PROBLEM TO SOLVE => From the listing below, pick out each line with the word "chenille".

SUPPLIED ENTRIES =>
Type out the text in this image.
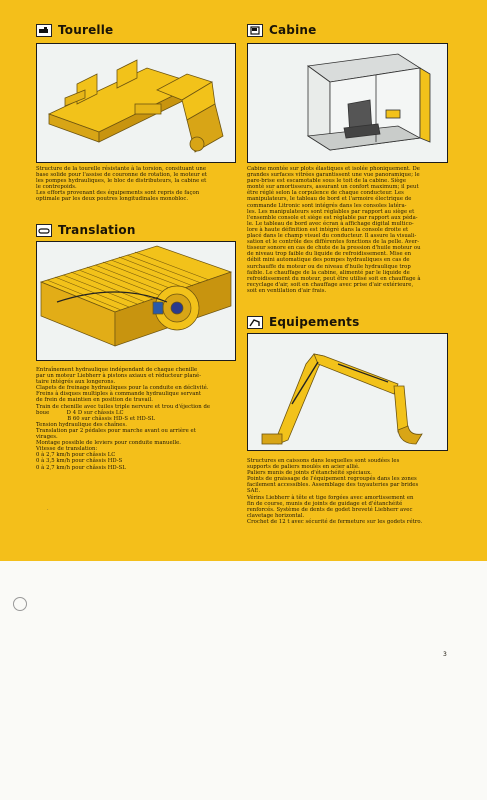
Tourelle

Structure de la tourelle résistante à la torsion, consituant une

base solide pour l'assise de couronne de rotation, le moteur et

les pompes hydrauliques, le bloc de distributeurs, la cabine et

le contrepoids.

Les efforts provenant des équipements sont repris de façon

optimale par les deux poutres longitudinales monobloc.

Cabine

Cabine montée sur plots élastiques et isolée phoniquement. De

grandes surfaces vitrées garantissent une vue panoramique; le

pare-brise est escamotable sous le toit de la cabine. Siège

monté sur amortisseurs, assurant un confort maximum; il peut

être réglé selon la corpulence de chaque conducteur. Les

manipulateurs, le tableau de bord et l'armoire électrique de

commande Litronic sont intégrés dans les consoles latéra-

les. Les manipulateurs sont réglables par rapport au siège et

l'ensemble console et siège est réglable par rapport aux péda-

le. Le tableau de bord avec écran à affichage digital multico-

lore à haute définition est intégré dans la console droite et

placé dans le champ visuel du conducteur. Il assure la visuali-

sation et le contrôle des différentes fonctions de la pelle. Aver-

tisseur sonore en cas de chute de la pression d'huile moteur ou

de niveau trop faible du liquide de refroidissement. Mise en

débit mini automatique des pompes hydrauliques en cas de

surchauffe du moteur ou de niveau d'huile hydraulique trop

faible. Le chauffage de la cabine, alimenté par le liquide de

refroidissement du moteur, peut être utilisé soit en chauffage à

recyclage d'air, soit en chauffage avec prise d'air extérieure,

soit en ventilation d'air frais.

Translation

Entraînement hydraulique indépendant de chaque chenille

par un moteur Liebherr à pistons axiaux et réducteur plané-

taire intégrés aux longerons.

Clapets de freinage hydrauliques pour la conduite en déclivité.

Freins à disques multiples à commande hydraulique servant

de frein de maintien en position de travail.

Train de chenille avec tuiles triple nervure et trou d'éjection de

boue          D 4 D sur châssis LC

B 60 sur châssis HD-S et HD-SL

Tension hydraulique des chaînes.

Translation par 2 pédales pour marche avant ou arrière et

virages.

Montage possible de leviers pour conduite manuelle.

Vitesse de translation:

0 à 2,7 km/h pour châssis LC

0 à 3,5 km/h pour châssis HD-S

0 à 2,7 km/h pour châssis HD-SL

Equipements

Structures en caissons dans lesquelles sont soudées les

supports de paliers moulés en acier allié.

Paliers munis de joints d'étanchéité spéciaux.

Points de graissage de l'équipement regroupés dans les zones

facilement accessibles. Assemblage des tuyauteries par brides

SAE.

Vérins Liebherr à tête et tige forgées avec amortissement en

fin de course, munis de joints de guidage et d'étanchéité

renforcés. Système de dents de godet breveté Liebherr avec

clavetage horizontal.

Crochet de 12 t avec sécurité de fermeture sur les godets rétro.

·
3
...
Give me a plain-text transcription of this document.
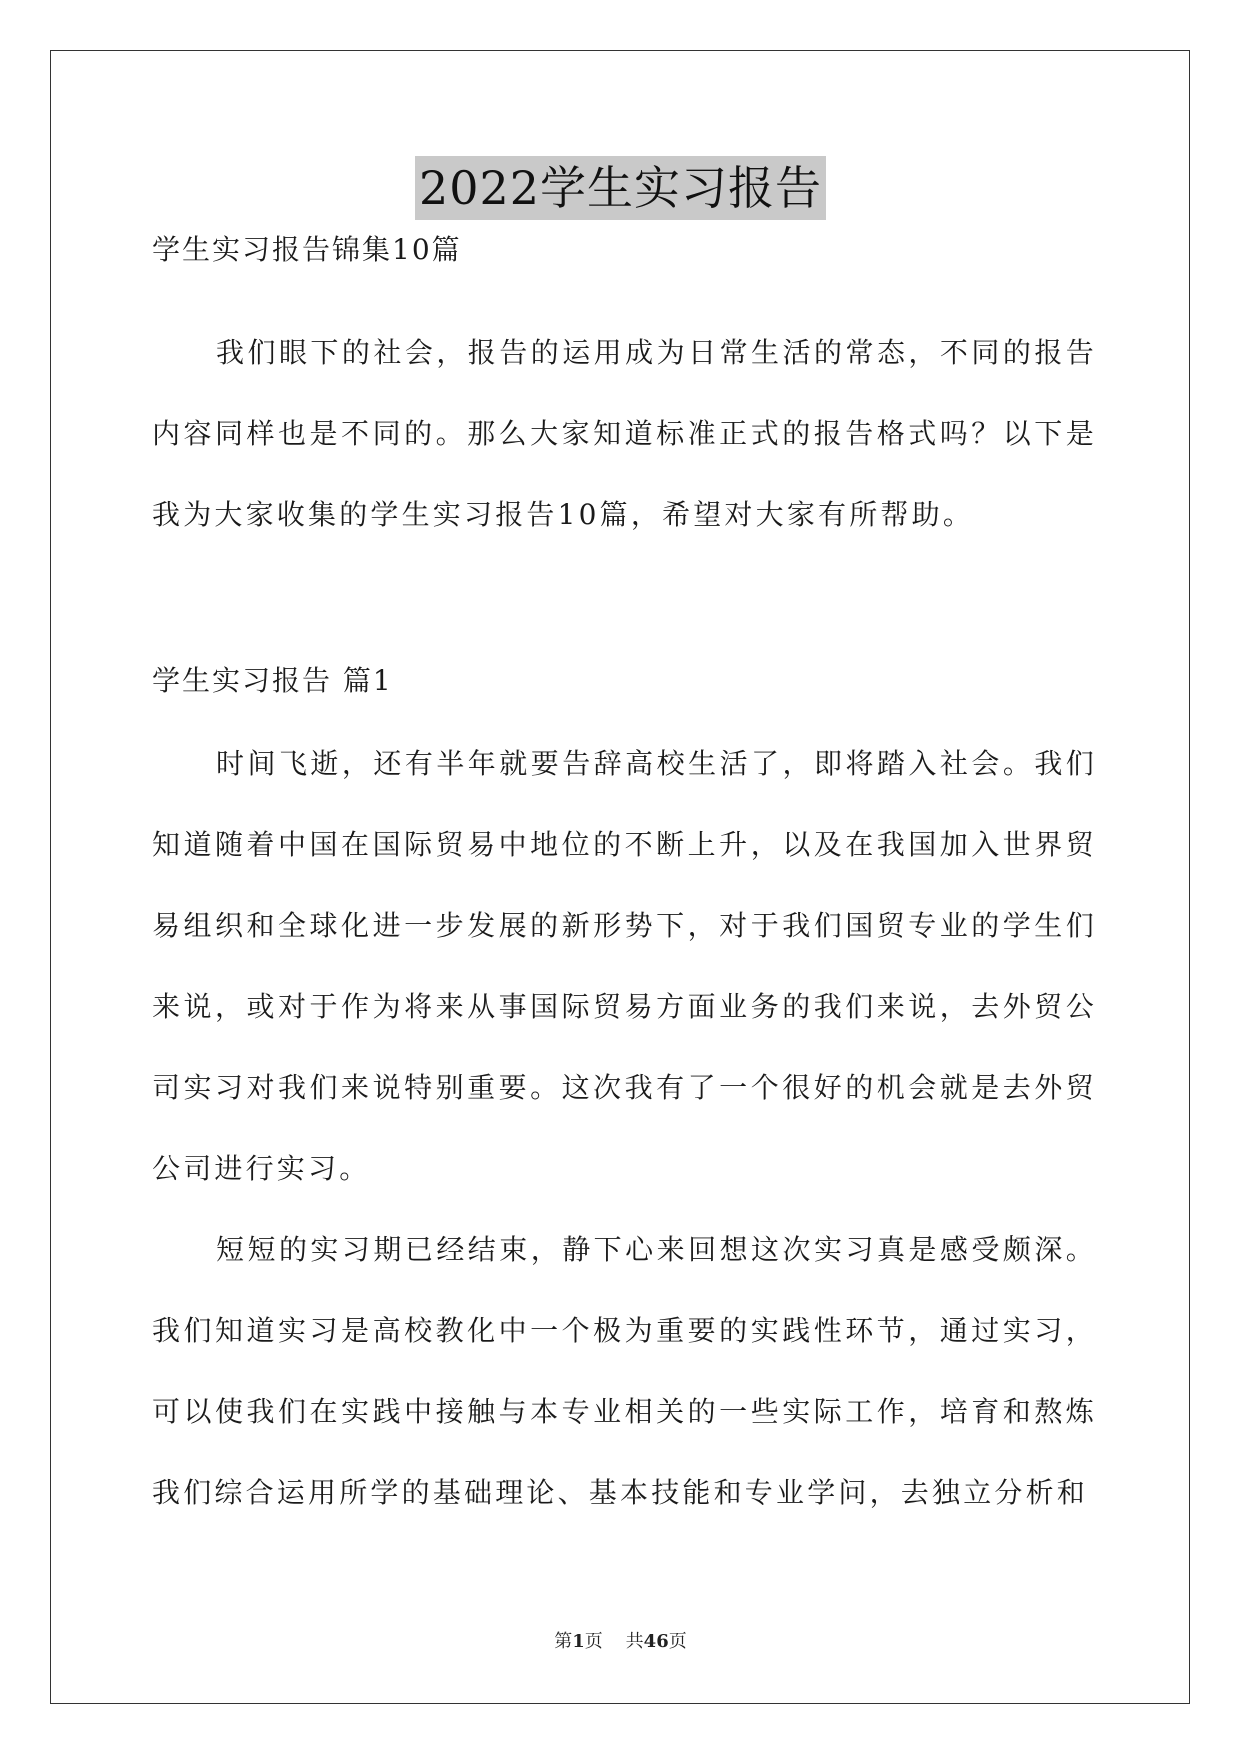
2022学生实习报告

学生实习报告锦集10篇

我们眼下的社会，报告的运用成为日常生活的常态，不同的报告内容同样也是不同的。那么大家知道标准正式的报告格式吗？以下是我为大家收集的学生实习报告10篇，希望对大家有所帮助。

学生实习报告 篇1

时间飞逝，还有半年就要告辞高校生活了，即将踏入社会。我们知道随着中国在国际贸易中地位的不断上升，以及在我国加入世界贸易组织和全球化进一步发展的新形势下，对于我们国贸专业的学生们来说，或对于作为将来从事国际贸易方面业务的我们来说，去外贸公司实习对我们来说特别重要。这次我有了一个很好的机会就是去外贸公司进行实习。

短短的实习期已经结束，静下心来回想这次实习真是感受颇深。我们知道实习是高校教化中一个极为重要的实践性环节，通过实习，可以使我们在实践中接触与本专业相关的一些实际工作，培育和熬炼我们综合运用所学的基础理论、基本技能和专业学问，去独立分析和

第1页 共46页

SOLUTION TO THIS EXERCISE =>
Entraînement hydraulique indépendant de chaque chenille
Train de chenille avec tuiles triple nervure et trou d'éjection de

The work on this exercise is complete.